▶ [TEXTO PROPORCIONADO]
Hace unos meses entró Umberto Eco en esa
envidiable estancia de la que sabiamente se burlaba y calificaba como transitoria
y rápida, la inmortalidad, y a ella ascendió ahora Zygmunt Bauman, el nominador
de la famosa sociedad líquida, que ambos auscultaron con mucha profundidad, y
en la que tesoneramente lograron buena reputación, virtud esta que no alcanza cualquier
“ablandabrevas”, como Eco decía.
Y es que a muy pocos hombres les queda fácil
convertirse en sujetos de interés dentro de un mundo que, paso a paso, se
especializa en degradar costumbres y valores, en el que al parecer hemos hecho
tránsito por varios estadios sociales, de unos a otros, sin sentirlos ni
comprenderlos, para quedar estupefactos ante un naciente presente que aún no
tiene nombre, donde desapareció el Estado nacional como entidad que garantizaba
a los individuos la posibilidad de resolver los problemas de su tiempo, para
dejarlos en manos de entidades supranacionales, con el consecuente
desvanecimiento de ideologías y partidos, que eran quienes de alguna manera resolvían
las necesidades del ser social.
Ahora nos encontramos en un estado de
licuefacción que no se sabe cómo ni dónde empezó, cuánto ni hasta cuándo durará,
ni qué lo puede sustituir. Esta es la sociedad líquida.
Cruzamos un desierto en el que no se avistan
pautas de respeto y solidaridad para con los demás, vamos complacidos soportando,
casi gozando, los desenfrenos del egoísmo y los atropellos de los tránsfugas, mientras
desaparecen las seguridades que brindaba
el derecho, y poco a poco hasta los jueces se hacen enemigos de quienes
reverencian las normas.
Lo desconcertante es que, ante semejante
barullo, al decir de Bauman y Eco bullen movilizaciones que “saben lo que no
quieren, pero no saben lo que quieren”, grupos que “actúan, pero nadie sabe
cuándo ni en qué dirección, ni siquiera ellos”.

[Elementos de datos]
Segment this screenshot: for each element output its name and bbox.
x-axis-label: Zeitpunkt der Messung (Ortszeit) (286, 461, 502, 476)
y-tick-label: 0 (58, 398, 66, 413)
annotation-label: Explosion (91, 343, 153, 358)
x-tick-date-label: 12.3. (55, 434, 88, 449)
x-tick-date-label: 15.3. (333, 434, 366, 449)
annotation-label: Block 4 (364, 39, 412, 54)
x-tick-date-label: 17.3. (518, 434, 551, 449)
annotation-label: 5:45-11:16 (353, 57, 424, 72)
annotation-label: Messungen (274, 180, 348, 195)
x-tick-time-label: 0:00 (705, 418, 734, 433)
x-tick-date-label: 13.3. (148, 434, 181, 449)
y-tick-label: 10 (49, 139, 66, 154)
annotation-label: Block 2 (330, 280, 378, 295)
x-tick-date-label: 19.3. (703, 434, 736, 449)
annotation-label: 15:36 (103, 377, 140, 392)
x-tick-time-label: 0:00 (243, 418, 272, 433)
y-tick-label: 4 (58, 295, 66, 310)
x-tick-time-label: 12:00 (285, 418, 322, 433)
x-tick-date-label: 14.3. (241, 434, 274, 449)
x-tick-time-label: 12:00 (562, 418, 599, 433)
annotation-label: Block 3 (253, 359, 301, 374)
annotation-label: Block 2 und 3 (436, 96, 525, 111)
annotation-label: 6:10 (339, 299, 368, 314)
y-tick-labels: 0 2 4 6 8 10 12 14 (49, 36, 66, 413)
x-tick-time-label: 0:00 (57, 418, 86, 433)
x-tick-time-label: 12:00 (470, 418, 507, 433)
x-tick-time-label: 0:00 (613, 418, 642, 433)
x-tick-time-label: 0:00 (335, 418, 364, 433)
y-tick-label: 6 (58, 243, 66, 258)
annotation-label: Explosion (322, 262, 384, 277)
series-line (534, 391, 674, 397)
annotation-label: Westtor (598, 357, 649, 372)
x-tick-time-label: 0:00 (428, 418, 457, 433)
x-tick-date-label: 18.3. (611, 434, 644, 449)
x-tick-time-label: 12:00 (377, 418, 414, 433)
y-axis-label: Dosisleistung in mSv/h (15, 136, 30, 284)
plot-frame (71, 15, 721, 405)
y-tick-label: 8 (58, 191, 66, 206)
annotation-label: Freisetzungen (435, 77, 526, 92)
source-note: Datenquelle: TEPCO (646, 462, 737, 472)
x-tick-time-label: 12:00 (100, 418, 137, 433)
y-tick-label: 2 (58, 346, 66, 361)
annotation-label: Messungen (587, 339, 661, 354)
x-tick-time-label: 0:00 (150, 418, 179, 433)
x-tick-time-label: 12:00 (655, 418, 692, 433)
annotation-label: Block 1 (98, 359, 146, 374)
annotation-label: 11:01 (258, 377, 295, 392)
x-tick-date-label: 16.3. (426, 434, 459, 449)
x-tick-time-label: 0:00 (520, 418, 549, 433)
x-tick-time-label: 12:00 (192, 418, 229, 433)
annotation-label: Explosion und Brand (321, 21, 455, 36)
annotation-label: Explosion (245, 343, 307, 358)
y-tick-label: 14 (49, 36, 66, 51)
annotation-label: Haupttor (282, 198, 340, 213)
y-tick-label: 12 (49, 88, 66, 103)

▶ [POR HACER]
Responde a estas preguntas basándote en el texto sobre la sociedad líquida.
(a) ¿A quién llama el texto "el nominador de la famosa sociedad líquida"?
(b) ¿Qué entidad desapareció, según el texto, como garante de que los individuos pudieran resolver los problemas de su tiempo?
(c) Al decir de Bauman y Eco, ¿qué saben y qué no saben las movilizaciones que bullen ante semejante barullo?

▶ [EJERCICIO RESUELTO]
(a) A Zygmunt Bauman.
(b) El Estado nacional.
(c) Saben lo que no quieren, pero no saben lo que quieren.